▸ **BRIEF**: Tally the lines containing "FARM" and report the number alone.

start

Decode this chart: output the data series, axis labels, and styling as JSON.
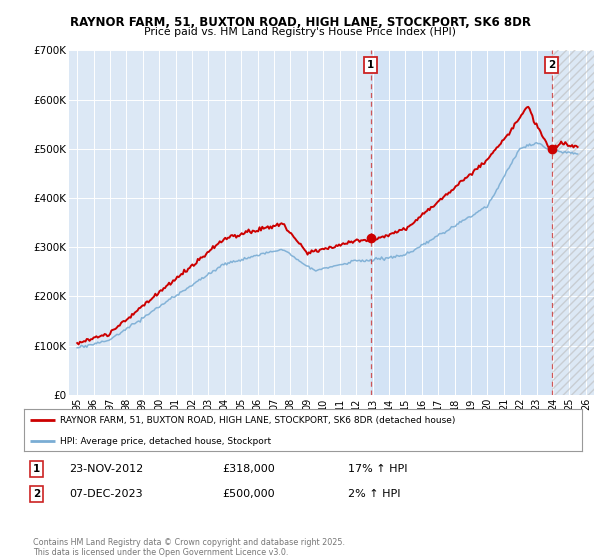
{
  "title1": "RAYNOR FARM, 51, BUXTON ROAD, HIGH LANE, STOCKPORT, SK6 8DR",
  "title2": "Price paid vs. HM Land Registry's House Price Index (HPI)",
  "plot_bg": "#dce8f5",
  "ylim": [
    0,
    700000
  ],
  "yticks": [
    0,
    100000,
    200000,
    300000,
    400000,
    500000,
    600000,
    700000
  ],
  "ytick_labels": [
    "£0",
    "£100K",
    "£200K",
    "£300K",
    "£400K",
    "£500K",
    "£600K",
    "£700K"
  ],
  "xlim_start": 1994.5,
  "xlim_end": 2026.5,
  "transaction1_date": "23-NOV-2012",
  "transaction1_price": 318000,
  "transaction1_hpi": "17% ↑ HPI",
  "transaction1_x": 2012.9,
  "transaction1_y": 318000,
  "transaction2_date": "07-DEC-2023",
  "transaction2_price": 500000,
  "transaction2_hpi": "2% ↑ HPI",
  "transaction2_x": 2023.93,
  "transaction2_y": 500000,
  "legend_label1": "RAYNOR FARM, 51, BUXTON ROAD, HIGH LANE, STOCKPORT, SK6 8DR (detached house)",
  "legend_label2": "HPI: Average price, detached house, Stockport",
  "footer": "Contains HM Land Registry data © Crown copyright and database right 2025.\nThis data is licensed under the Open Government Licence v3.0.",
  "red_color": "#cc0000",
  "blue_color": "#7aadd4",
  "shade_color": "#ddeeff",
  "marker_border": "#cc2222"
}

end
start

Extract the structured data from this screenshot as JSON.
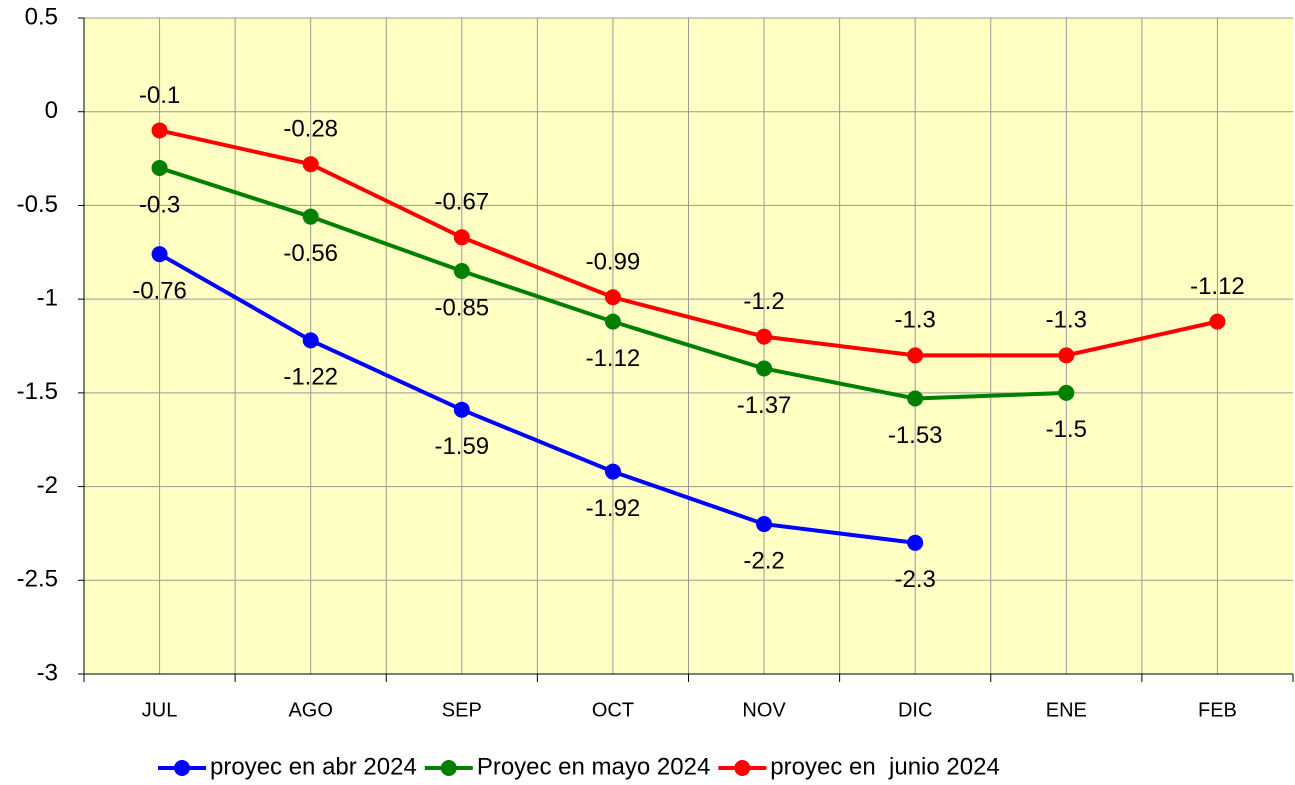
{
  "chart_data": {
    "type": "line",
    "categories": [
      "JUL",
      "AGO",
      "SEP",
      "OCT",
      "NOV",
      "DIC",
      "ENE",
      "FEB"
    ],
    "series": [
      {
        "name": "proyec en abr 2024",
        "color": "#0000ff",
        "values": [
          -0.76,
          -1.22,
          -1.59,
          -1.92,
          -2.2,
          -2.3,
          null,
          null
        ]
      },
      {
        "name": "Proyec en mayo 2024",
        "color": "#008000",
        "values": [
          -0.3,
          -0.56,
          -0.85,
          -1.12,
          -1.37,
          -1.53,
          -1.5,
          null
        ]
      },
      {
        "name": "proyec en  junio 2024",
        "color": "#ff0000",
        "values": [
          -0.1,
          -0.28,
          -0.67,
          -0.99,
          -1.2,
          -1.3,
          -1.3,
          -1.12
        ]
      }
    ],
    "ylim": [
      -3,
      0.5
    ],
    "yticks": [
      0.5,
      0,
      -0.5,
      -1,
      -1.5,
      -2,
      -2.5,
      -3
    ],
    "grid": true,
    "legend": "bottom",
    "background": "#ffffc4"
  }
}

end

▸ **COMPLETED TASK**: 2